**Aim of the task:**
Restate the data exactly as given and keep the pictures out.

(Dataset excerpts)
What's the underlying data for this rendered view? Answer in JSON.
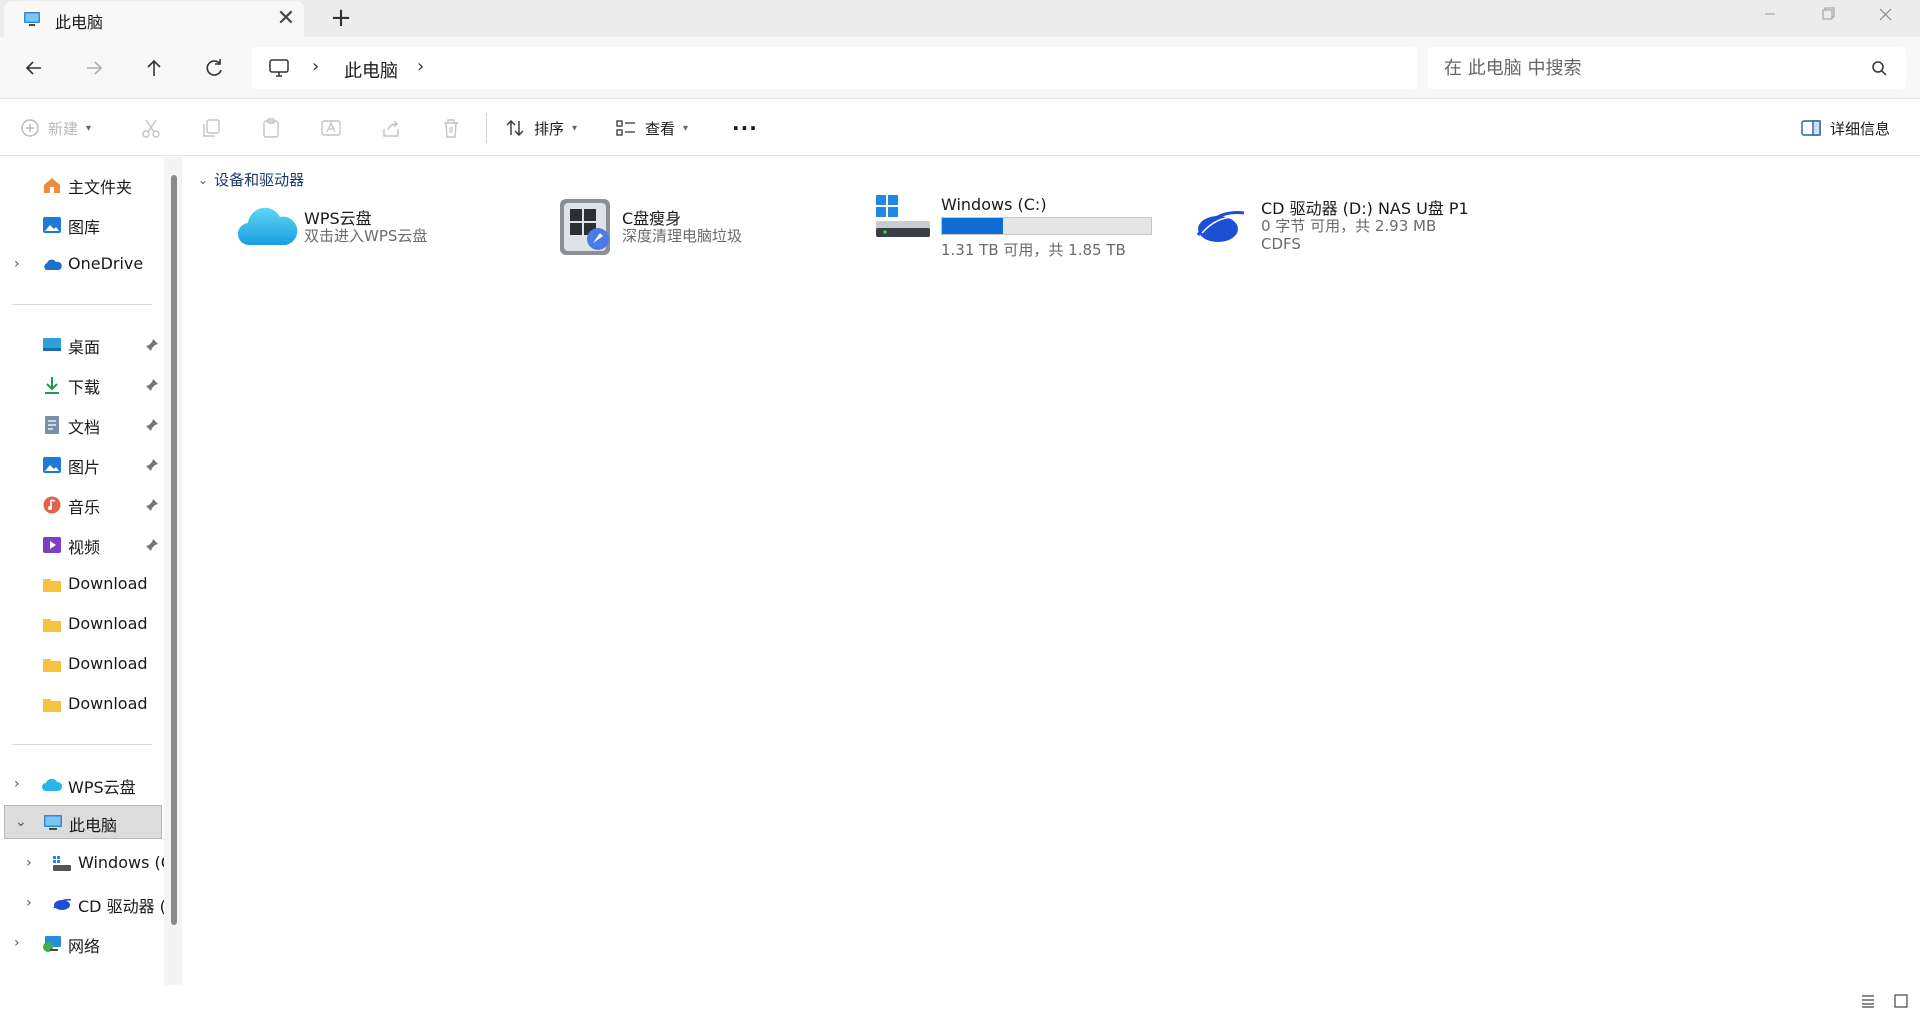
{
  "tab": {
    "title": "此电脑",
    "close": "✕"
  },
  "new_tab_label": "+",
  "address": {
    "separator": "›",
    "crumbs": [
      "此电脑"
    ]
  },
  "search": {
    "placeholder": "在 此电脑 中搜索",
    "value": ""
  },
  "commands": {
    "new": "新建",
    "sort": "排序",
    "view": "查看",
    "more": "···",
    "details": "详细信息"
  },
  "nav": {
    "quick": [
      {
        "label": "主文件夹",
        "icon": "home-icon"
      },
      {
        "label": "图库",
        "icon": "gallery-icon"
      },
      {
        "label": "OneDrive",
        "icon": "onedrive-icon"
      }
    ],
    "pinned": [
      {
        "label": "桌面",
        "icon": "desktop-icon"
      },
      {
        "label": "下载",
        "icon": "download-icon"
      },
      {
        "label": "文档",
        "icon": "document-icon"
      },
      {
        "label": "图片",
        "icon": "picture-icon"
      },
      {
        "label": "音乐",
        "icon": "music-icon"
      },
      {
        "label": "视频",
        "icon": "video-icon"
      },
      {
        "label": "Download",
        "icon": "folder-icon"
      },
      {
        "label": "Download",
        "icon": "folder-icon"
      },
      {
        "label": "Download",
        "icon": "folder-icon"
      },
      {
        "label": "Download",
        "icon": "folder-icon"
      }
    ],
    "tree": [
      {
        "label": "WPS云盘",
        "icon": "wps-cloud-icon"
      },
      {
        "label": "此电脑",
        "icon": "computer-icon"
      },
      {
        "label": "Windows (C",
        "icon": "drive-icon"
      },
      {
        "label": "CD 驱动器 (D",
        "icon": "cd-drive-icon"
      },
      {
        "label": "网络",
        "icon": "network-icon"
      }
    ]
  },
  "content": {
    "group_title": "设备和驱动器",
    "items": [
      {
        "name": "WPS云盘",
        "subtitle": "双击进入WPS云盘",
        "icon": "wps-cloud-icon"
      },
      {
        "name": "C盘瘦身",
        "subtitle": "深度清理电脑垃圾",
        "icon": "disk-cleanup-icon"
      },
      {
        "name": "Windows (C:)",
        "subtitle": "1.31 TB 可用，共 1.85 TB",
        "icon": "windows-drive-icon",
        "used_fraction": 0.29
      },
      {
        "name": "CD 驱动器 (D:) NAS U盘 P1",
        "subtitle": "0 字节 可用，共 2.93 MB",
        "filesystem": "CDFS",
        "icon": "cd-drive-icon"
      }
    ]
  },
  "colors": {
    "accent": "#0f6cd2",
    "selected_bg": "#dcdcdc",
    "group_header": "#1d3a6e",
    "folder": "#f5c43c"
  }
}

**Task answer:**
What's the underlying data for this rendered view? Answer in JSON.
{
  "tab": {
    "title": "此电脑",
    "close": "✕"
  },
  "new_tab_label": "+",
  "address": {
    "separator": "›",
    "crumbs": [
      "此电脑"
    ]
  },
  "search": {
    "placeholder": "在 此电脑 中搜索",
    "value": ""
  },
  "commands": {
    "new": "新建",
    "sort": "排序",
    "view": "查看",
    "more": "···",
    "details": "详细信息"
  },
  "nav": {
    "quick": [
      {
        "label": "主文件夹",
        "icon": "home-icon"
      },
      {
        "label": "图库",
        "icon": "gallery-icon"
      },
      {
        "label": "OneDrive",
        "icon": "onedrive-icon"
      }
    ],
    "pinned": [
      {
        "label": "桌面",
        "icon": "desktop-icon"
      },
      {
        "label": "下载",
        "icon": "download-icon"
      },
      {
        "label": "文档",
        "icon": "document-icon"
      },
      {
        "label": "图片",
        "icon": "picture-icon"
      },
      {
        "label": "音乐",
        "icon": "music-icon"
      },
      {
        "label": "视频",
        "icon": "video-icon"
      },
      {
        "label": "Download",
        "icon": "folder-icon"
      },
      {
        "label": "Download",
        "icon": "folder-icon"
      },
      {
        "label": "Download",
        "icon": "folder-icon"
      },
      {
        "label": "Download",
        "icon": "folder-icon"
      }
    ],
    "tree": [
      {
        "label": "WPS云盘",
        "icon": "wps-cloud-icon"
      },
      {
        "label": "此电脑",
        "icon": "computer-icon"
      },
      {
        "label": "Windows (C",
        "icon": "drive-icon"
      },
      {
        "label": "CD 驱动器 (D",
        "icon": "cd-drive-icon"
      },
      {
        "label": "网络",
        "icon": "network-icon"
      }
    ]
  },
  "content": {
    "group_title": "设备和驱动器",
    "items": [
      {
        "name": "WPS云盘",
        "subtitle": "双击进入WPS云盘",
        "icon": "wps-cloud-icon"
      },
      {
        "name": "C盘瘦身",
        "subtitle": "深度清理电脑垃圾",
        "icon": "disk-cleanup-icon"
      },
      {
        "name": "Windows (C:)",
        "subtitle": "1.31 TB 可用，共 1.85 TB",
        "icon": "windows-drive-icon",
        "used_fraction": 0.29
      },
      {
        "name": "CD 驱动器 (D:) NAS U盘 P1",
        "subtitle": "0 字节 可用，共 2.93 MB",
        "filesystem": "CDFS",
        "icon": "cd-drive-icon"
      }
    ]
  },
  "colors": {
    "accent": "#0f6cd2",
    "selected_bg": "#dcdcdc",
    "group_header": "#1d3a6e",
    "folder": "#f5c43c"
  }
}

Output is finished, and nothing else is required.